◆ **EXCERPT**

--*--

Hospital-acquired blood clots (HA-VTE) are the leading cause of death in hospitalized patients in the US. Each year, about 900,000 people get blood clots, costing between $7 and $10 billion in medical expenses. HA-VTE is the second leading cause of long-term disability and causes significant health issues and deaths in both adults and children. About 1 in 3 people who get blood clots experience long-term complications. Reducing HA-VTE is a major challenge.

This study will test a new AI method to predict and prevent HA-VTE. The goal is to see if this AI tool can reduce the number of HA-VTE cases in the Vanderbilt Health System, which includes both urban and rural hospitals.

The AI tool, called VTE-AI, calculates a risk score without needing input from doctors. It will suggest reconsidering blood clot prevention measures for patients who don't have them ordered and have no reasons to avoid them. This suggestion will be made after admission and daily during the hospital stay.

Currently, doctors manually calculate a risk score and choose a prevention option. This study will compare the effectiveness of the AI tool against the current manual method in reducing HA-VTE cases. The study will randomly assign half of the patients to use the AI tool and the other half to the standard manual method.

Description

Background Hospital Acquired Venous Thromboembolism (HA-VTE) remains the leading cause of death in hospitalized patients in the US. Approximately 900,000 people experience VTE each year, with incidence-based medical costs estimated between $7 and $10 billion per year. The second leading cause of disability-adjusted life-years, HA-VTE causes significant morbidity and mortality in adult and pediatric patients. Roughly 1 in 3 people experience long-term complications (i.e., post-thrombotic syndrome) following VTE. Reducing HA-VTE presents a major diagnostic challenge.

--*--

◆ **WORK ORDER 1**
Extract the passage of the HA-VTE study summary from "Background Hospital Acquired" up to and including "major diagnostic challenge.".
◆ **WORK ORDER 2**
List every distinct all-capital abbreviation that appears in the HA-VTE study summary.
The records that come next were drawn from a separate source.

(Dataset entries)
--*--

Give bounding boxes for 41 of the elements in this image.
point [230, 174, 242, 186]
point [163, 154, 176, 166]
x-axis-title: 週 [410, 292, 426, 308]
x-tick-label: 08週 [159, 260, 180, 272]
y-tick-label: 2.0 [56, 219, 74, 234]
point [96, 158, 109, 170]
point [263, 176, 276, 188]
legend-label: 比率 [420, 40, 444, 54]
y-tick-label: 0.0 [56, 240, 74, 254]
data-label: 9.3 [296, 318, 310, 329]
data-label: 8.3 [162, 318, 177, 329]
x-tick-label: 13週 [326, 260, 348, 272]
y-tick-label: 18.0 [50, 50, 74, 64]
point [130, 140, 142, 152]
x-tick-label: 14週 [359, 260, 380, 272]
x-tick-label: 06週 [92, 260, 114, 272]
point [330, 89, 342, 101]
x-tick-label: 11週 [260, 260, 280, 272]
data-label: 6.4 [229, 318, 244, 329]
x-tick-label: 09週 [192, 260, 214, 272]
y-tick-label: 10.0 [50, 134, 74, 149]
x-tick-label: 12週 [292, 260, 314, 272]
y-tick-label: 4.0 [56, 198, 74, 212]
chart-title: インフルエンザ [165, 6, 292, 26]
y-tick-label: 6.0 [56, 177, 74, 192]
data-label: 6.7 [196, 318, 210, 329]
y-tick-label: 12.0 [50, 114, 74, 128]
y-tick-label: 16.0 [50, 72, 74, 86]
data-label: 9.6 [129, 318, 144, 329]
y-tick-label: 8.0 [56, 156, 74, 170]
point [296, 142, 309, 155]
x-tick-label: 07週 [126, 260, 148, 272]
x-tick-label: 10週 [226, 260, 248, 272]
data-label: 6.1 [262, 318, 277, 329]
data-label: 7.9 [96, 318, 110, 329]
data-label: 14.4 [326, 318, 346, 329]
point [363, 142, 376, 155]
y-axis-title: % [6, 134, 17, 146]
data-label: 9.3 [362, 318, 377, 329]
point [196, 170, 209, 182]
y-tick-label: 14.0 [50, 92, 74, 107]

--*--

◆ **EXERCISE SOLUTION 1**
Background Hospital Acquired Venous Thromboembolism (HA-VTE) remains the leading cause of death in hospitalized patients in the US. Approximately 900,000 people experience VTE each year, with incidence-based medical costs estimated between $7 and $10 billion per year. The second leading cause of disability-adjusted life-years, HA-VTE causes significant morbidity and mortality in adult and pediatric patients. Roughly 1 in 3 people experience long-term complications (i.e., post-thrombotic syndrome) following VTE. Reducing HA-VTE presents a major diagnostic challenge.

◆ **EXERCISE SOLUTION 2**
HA-VTE, US, AI, VTE-AI, VTE